Quote all lines below exactly. Images stay out.

Entries from a dataset
===
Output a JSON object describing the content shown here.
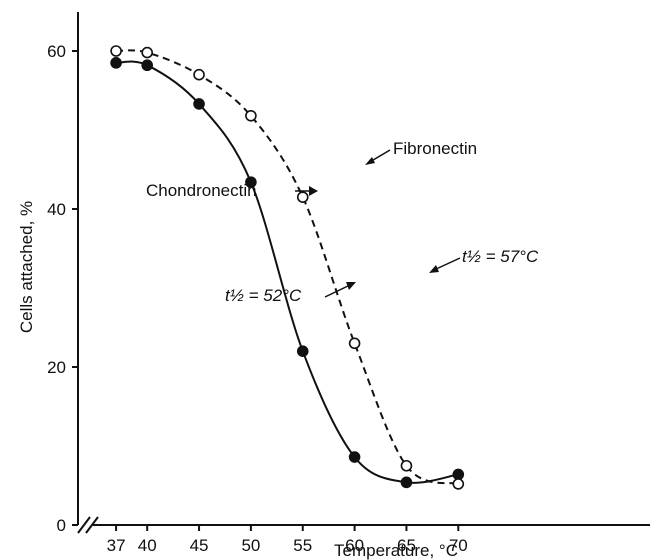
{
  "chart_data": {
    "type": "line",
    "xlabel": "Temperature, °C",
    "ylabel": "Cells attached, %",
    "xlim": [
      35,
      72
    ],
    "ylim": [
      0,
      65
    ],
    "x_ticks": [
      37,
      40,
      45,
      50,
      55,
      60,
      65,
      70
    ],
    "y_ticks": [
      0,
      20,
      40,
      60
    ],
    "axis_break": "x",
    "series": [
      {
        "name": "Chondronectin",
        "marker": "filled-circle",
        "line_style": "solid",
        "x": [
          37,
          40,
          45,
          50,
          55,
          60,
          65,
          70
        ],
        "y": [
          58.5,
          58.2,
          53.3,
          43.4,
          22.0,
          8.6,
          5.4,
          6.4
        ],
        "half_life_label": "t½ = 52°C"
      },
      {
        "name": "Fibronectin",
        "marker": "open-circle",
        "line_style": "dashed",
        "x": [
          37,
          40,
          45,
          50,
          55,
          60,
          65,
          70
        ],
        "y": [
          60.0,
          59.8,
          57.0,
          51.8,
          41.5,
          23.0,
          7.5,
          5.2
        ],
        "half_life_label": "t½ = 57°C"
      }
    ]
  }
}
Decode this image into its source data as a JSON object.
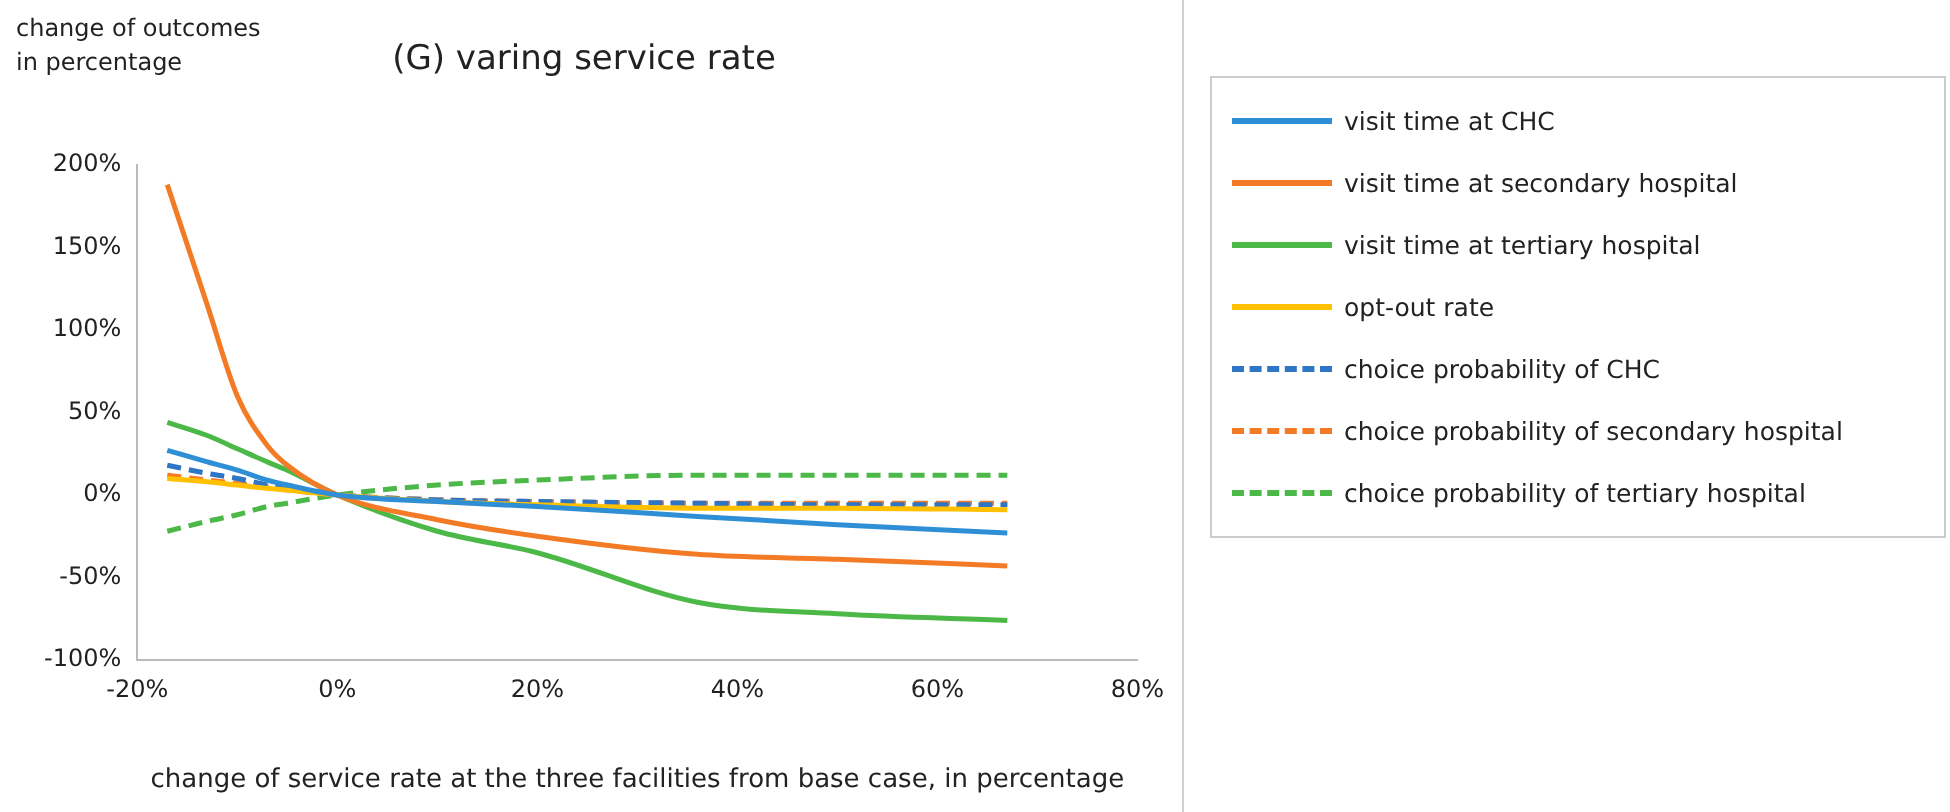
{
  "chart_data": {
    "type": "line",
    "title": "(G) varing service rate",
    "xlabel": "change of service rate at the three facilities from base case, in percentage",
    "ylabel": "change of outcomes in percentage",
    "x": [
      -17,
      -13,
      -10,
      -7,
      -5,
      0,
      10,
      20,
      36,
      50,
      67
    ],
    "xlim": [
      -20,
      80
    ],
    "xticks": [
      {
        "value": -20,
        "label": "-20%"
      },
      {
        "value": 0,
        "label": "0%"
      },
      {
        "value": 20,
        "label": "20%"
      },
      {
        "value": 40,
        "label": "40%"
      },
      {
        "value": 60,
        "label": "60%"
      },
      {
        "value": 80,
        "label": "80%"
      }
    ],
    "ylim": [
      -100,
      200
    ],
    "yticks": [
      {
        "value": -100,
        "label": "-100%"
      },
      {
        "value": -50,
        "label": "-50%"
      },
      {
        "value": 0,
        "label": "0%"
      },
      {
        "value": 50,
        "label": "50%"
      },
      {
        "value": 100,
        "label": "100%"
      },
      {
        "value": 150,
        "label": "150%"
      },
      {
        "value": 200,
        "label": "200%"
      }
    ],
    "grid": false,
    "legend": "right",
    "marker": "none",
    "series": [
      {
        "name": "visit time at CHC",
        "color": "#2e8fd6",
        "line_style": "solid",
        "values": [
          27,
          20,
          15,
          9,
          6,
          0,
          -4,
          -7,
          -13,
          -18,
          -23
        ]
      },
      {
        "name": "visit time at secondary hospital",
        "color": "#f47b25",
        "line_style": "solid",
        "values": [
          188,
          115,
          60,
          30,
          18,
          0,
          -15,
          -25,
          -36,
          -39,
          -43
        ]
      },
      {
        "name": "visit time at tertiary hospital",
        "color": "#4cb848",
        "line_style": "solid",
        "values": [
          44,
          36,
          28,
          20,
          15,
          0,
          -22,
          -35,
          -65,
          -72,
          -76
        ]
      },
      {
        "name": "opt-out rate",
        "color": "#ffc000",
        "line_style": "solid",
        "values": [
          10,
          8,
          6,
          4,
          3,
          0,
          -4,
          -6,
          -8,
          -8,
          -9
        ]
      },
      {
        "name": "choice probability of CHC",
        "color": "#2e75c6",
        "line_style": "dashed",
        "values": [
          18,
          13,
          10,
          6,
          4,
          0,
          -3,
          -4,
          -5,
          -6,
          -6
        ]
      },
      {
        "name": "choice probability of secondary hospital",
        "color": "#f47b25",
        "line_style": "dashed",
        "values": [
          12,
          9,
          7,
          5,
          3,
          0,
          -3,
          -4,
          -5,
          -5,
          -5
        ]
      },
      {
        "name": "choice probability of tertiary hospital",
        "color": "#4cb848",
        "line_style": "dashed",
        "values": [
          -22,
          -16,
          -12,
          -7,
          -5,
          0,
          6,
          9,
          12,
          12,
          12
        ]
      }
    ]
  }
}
===
# Problem solution:
Output a JSON object describing the content shown here.
{
  "chart_data": {
    "type": "line",
    "xlabel": "Temperature, °C",
    "ylabel": "Cells attached, %",
    "xlim": [
      35,
      72
    ],
    "ylim": [
      0,
      65
    ],
    "x_ticks": [
      37,
      40,
      45,
      50,
      55,
      60,
      65,
      70
    ],
    "y_ticks": [
      0,
      20,
      40,
      60
    ],
    "axis_break": "x",
    "series": [
      {
        "name": "Chondronectin",
        "marker": "filled-circle",
        "line_style": "solid",
        "x": [
          37,
          40,
          45,
          50,
          55,
          60,
          65,
          70
        ],
        "y": [
          58.5,
          58.2,
          53.3,
          43.4,
          22.0,
          8.6,
          5.4,
          6.4
        ],
        "half_life_label": "t½ = 52°C"
      },
      {
        "name": "Fibronectin",
        "marker": "open-circle",
        "line_style": "dashed",
        "x": [
          37,
          40,
          45,
          50,
          55,
          60,
          65,
          70
        ],
        "y": [
          60.0,
          59.8,
          57.0,
          51.8,
          41.5,
          23.0,
          7.5,
          5.2
        ],
        "half_life_label": "t½ = 57°C"
      }
    ]
  }
}
Decode this image into its source data as a JSON object.
{
  "chart_data": {
    "type": "line",
    "title": "(G) varing service rate",
    "xlabel": "change of service rate at the three facilities from base case, in percentage",
    "ylabel": "change of outcomes in percentage",
    "x": [
      -17,
      -13,
      -10,
      -7,
      -5,
      0,
      10,
      20,
      36,
      50,
      67
    ],
    "xlim": [
      -20,
      80
    ],
    "xticks": [
      {
        "value": -20,
        "label": "-20%"
      },
      {
        "value": 0,
        "label": "0%"
      },
      {
        "value": 20,
        "label": "20%"
      },
      {
        "value": 40,
        "label": "40%"
      },
      {
        "value": 60,
        "label": "60%"
      },
      {
        "value": 80,
        "label": "80%"
      }
    ],
    "ylim": [
      -100,
      200
    ],
    "yticks": [
      {
        "value": -100,
        "label": "-100%"
      },
      {
        "value": -50,
        "label": "-50%"
      },
      {
        "value": 0,
        "label": "0%"
      },
      {
        "value": 50,
        "label": "50%"
      },
      {
        "value": 100,
        "label": "100%"
      },
      {
        "value": 150,
        "label": "150%"
      },
      {
        "value": 200,
        "label": "200%"
      }
    ],
    "grid": false,
    "legend": "right",
    "marker": "none",
    "series": [
      {
        "name": "visit time at CHC",
        "color": "#2e8fd6",
        "line_style": "solid",
        "values": [
          27,
          20,
          15,
          9,
          6,
          0,
          -4,
          -7,
          -13,
          -18,
          -23
        ]
      },
      {
        "name": "visit time at secondary hospital",
        "color": "#f47b25",
        "line_style": "solid",
        "values": [
          188,
          115,
          60,
          30,
          18,
          0,
          -15,
          -25,
          -36,
          -39,
          -43
        ]
      },
      {
        "name": "visit time at tertiary hospital",
        "color": "#4cb848",
        "line_style": "solid",
        "values": [
          44,
          36,
          28,
          20,
          15,
          0,
          -22,
          -35,
          -65,
          -72,
          -76
        ]
      },
      {
        "name": "opt-out rate",
        "color": "#ffc000",
        "line_style": "solid",
        "values": [
          10,
          8,
          6,
          4,
          3,
          0,
          -4,
          -6,
          -8,
          -8,
          -9
        ]
      },
      {
        "name": "choice probability of CHC",
        "color": "#2e75c6",
        "line_style": "dashed",
        "values": [
          18,
          13,
          10,
          6,
          4,
          0,
          -3,
          -4,
          -5,
          -6,
          -6
        ]
      },
      {
        "name": "choice probability of secondary hospital",
        "color": "#f47b25",
        "line_style": "dashed",
        "values": [
          12,
          9,
          7,
          5,
          3,
          0,
          -3,
          -4,
          -5,
          -5,
          -5
        ]
      },
      {
        "name": "choice probability of tertiary hospital",
        "color": "#4cb848",
        "line_style": "dashed",
        "values": [
          -22,
          -16,
          -12,
          -7,
          -5,
          0,
          6,
          9,
          12,
          12,
          12
        ]
      }
    ]
  }
}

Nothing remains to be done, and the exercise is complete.